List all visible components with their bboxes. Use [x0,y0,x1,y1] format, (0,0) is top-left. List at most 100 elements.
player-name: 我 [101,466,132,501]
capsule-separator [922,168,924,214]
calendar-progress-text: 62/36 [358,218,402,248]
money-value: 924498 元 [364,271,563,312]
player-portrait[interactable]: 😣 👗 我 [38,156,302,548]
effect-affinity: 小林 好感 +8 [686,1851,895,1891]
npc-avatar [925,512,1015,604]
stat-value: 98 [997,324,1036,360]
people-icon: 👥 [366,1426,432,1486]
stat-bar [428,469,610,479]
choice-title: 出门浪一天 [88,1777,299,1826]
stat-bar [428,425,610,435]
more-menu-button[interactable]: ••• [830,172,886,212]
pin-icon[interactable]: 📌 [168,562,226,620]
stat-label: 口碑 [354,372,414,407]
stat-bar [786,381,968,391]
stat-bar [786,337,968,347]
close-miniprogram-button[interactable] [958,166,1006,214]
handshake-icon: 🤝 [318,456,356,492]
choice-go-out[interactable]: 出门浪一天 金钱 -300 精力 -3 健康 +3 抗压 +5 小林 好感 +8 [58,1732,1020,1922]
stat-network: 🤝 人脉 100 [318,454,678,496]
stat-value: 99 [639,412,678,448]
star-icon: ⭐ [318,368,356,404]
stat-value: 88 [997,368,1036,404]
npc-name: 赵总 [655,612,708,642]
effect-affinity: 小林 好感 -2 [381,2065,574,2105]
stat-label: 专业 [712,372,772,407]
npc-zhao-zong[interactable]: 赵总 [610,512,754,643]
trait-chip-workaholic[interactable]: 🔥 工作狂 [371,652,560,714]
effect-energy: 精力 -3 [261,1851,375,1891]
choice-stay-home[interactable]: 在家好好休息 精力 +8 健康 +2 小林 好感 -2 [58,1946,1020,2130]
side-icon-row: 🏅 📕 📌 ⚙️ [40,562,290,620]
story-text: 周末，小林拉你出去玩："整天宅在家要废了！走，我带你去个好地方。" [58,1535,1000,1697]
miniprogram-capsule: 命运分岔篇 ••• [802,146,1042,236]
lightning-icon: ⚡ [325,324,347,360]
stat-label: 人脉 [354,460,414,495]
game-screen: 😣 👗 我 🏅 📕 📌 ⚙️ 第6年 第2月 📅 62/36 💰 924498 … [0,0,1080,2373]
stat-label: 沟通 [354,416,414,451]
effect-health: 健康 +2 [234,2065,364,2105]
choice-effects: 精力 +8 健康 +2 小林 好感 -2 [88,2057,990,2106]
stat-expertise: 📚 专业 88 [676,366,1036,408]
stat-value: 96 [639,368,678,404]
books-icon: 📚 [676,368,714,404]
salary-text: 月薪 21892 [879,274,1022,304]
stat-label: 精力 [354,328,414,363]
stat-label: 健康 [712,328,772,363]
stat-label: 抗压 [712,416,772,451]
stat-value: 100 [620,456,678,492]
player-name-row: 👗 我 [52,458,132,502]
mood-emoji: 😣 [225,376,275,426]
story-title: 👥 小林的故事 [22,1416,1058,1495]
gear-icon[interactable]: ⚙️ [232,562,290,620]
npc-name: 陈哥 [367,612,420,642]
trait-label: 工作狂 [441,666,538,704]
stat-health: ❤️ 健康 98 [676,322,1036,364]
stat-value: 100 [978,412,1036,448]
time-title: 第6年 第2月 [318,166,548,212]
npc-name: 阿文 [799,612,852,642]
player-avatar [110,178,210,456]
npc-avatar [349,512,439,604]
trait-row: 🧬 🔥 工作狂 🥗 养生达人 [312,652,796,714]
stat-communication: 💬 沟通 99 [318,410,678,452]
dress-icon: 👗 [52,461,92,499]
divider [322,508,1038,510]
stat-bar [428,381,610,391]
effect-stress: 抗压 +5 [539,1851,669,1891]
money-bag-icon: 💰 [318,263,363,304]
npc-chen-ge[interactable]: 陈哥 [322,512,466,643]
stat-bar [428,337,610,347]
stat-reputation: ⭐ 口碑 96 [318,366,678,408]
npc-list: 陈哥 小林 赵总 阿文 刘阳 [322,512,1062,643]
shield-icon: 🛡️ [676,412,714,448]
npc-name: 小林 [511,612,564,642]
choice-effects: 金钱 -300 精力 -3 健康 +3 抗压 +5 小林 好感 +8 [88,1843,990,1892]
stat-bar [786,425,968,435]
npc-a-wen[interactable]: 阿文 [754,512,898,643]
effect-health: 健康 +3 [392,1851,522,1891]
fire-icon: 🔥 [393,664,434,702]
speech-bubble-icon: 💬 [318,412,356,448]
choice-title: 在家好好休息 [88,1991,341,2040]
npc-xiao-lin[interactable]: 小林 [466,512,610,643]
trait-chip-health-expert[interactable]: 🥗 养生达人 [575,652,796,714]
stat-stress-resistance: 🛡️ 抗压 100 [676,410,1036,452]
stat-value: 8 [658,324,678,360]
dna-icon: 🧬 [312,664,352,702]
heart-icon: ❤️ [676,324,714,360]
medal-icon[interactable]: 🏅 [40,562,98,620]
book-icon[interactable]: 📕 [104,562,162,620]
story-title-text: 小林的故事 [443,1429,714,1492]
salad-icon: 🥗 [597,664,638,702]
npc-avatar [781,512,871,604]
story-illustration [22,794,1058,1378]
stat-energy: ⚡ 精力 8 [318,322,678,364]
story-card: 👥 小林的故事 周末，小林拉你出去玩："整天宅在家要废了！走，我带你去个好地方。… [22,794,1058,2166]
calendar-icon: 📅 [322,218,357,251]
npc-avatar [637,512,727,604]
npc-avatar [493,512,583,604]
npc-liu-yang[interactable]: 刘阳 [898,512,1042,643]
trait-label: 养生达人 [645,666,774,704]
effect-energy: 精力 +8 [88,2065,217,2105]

+===+

Given request => Put every line of the listing above into a numbered list, leaving out any blank lines.

Exercise response =>
1. List all visible components with their bboxes. Use [x0,y0,x1,y1] format, (0,0) is top-left. List at most 100 elements.
2. player-name: 我 [101,466,132,501]
3. capsule-separator [922,168,924,214]
4. calendar-progress-text: 62/36 [358,218,402,248]
5. money-value: 924498 元 [364,271,563,312]
6. player-portrait[interactable]: 😣 👗 我 [38,156,302,548]
7. effect-affinity: 小林 好感 +8 [686,1851,895,1891]
8. npc-avatar [925,512,1015,604]
9. stat-value: 98 [997,324,1036,360]
10. people-icon: 👥 [366,1426,432,1486]
11. stat-bar [428,469,610,479]
12. choice-title: 出门浪一天 [88,1777,299,1826]
13. stat-bar [428,425,610,435]
14. more-menu-button[interactable]: ••• [830,172,886,212]
15. pin-icon[interactable]: 📌 [168,562,226,620]
16. stat-label: 口碑 [354,372,414,407]
17. stat-bar [786,381,968,391]
18. stat-bar [786,337,968,347]
19. close-miniprogram-button[interactable] [958,166,1006,214]
20. handshake-icon: 🤝 [318,456,356,492]
21. choice-go-out[interactable]: 出门浪一天 金钱 -300 精力 -3 健康 +3 抗压 +5 小林 好感 +8 [58,1732,1020,1922]
22. stat-network: 🤝 人脉 100 [318,454,678,496]
23. stat-value: 99 [639,412,678,448]
24. star-icon: ⭐ [318,368,356,404]
25. stat-value: 88 [997,368,1036,404]
26. npc-name: 赵总 [655,612,708,642]
27. effect-affinity: 小林 好感 -2 [381,2065,574,2105]
28. stat-label: 专业 [712,372,772,407]
29. npc-zhao-zong[interactable]: 赵总 [610,512,754,643]
30. trait-chip-workaholic[interactable]: 🔥 工作狂 [371,652,560,714]
31. effect-energy: 精力 -3 [261,1851,375,1891]
32. choice-stay-home[interactable]: 在家好好休息 精力 +8 健康 +2 小林 好感 -2 [58,1946,1020,2130]
33. side-icon-row: 🏅 📕 📌 ⚙️ [40,562,290,620]
34. story-text: 周末，小林拉你出去玩："整天宅在家要废了！走，我带你去个好地方。" [58,1535,1000,1697]
35. miniprogram-capsule: 命运分岔篇 ••• [802,146,1042,236]
36. lightning-icon: ⚡ [325,324,347,360]
37. stat-label: 人脉 [354,460,414,495]
38. game-screen: 😣 👗 我 🏅 📕 📌 ⚙️ 第6年 第2月 📅 62/36 💰 924498 … [0,0,1080,2373]
39. stat-label: 沟通 [354,416,414,451]
40. effect-health: 健康 +2 [234,2065,364,2105]
41. choice-effects: 精力 +8 健康 +2 小林 好感 -2 [88,2057,990,2106]
42. stat-expertise: 📚 专业 88 [676,366,1036,408]
43. stat-value: 96 [639,368,678,404]
44. books-icon: 📚 [676,368,714,404]
45. salary-text: 月薪 21892 [879,274,1022,304]
46. stat-label: 精力 [354,328,414,363]
47. stat-label: 健康 [712,328,772,363]
48. stat-label: 抗压 [712,416,772,451]
49. stat-value: 100 [620,456,678,492]
50. player-name-row: 👗 我 [52,458,132,502]
51. mood-emoji: 😣 [225,376,275,426]
52. story-title: 👥 小林的故事 [22,1416,1058,1495]
53. gear-icon[interactable]: ⚙️ [232,562,290,620]
54. npc-name: 陈哥 [367,612,420,642]
55. trait-label: 工作狂 [441,666,538,704]
56. stat-health: ❤️ 健康 98 [676,322,1036,364]
57. stat-value: 100 [978,412,1036,448]
58. time-title: 第6年 第2月 [318,166,548,212]
59. npc-name: 阿文 [799,612,852,642]
60. player-avatar [110,178,210,456]
61. npc-avatar [349,512,439,604]
62. trait-row: 🧬 🔥 工作狂 🥗 养生达人 [312,652,796,714]
63. stat-communication: 💬 沟通 99 [318,410,678,452]
64. dress-icon: 👗 [52,461,92,499]
65. divider [322,508,1038,510]
66. stat-bar [428,381,610,391]
67. effect-stress: 抗压 +5 [539,1851,669,1891]
68. money-bag-icon: 💰 [318,263,363,304]
69. npc-chen-ge[interactable]: 陈哥 [322,512,466,643]
70. stat-bar [428,337,610,347]
71. stat-reputation: ⭐ 口碑 96 [318,366,678,408]
72. npc-list: 陈哥 小林 赵总 阿文 刘阳 [322,512,1062,643]
73. shield-icon: 🛡️ [676,412,714,448]
74. npc-name: 小林 [511,612,564,642]
75. choice-effects: 金钱 -300 精力 -3 健康 +3 抗压 +5 小林 好感 +8 [88,1843,990,1892]
76. stat-bar [786,425,968,435]
77. npc-a-wen[interactable]: 阿文 [754,512,898,643]
78. effect-health: 健康 +3 [392,1851,522,1891]
79. fire-icon: 🔥 [393,664,434,702]
80. speech-bubble-icon: 💬 [318,412,356,448]
81. choice-title: 在家好好休息 [88,1991,341,2040]
82. npc-xiao-lin[interactable]: 小林 [466,512,610,643]
83. trait-chip-health-expert[interactable]: 🥗 养生达人 [575,652,796,714]
84. stat-stress-resistance: 🛡️ 抗压 100 [676,410,1036,452]
85. stat-value: 8 [658,324,678,360]
86. dna-icon: 🧬 [312,664,352,702]
87. heart-icon: ❤️ [676,324,714,360]
88. medal-icon[interactable]: 🏅 [40,562,98,620]
89. book-icon[interactable]: 📕 [104,562,162,620]
90. story-title-text: 小林的故事 [443,1429,714,1492]
91. salad-icon: 🥗 [597,664,638,702]
92. npc-avatar [781,512,871,604]
93. story-illustration [22,794,1058,1378]
94. stat-energy: ⚡ 精力 8 [318,322,678,364]
95. story-card: 👥 小林的故事 周末，小林拉你出去玩："整天宅在家要废了！走，我带你去个好地方。… [22,794,1058,2166]
96. calendar-icon: 📅 [322,218,357,251]
97. npc-avatar [637,512,727,604]
98. npc-avatar [493,512,583,604]
99. npc-liu-yang[interactable]: 刘阳 [898,512,1042,643]
100. trait-label: 养生达人 [645,666,774,704]
101. effect-energy: 精力 +8 [88,2065,217,2105]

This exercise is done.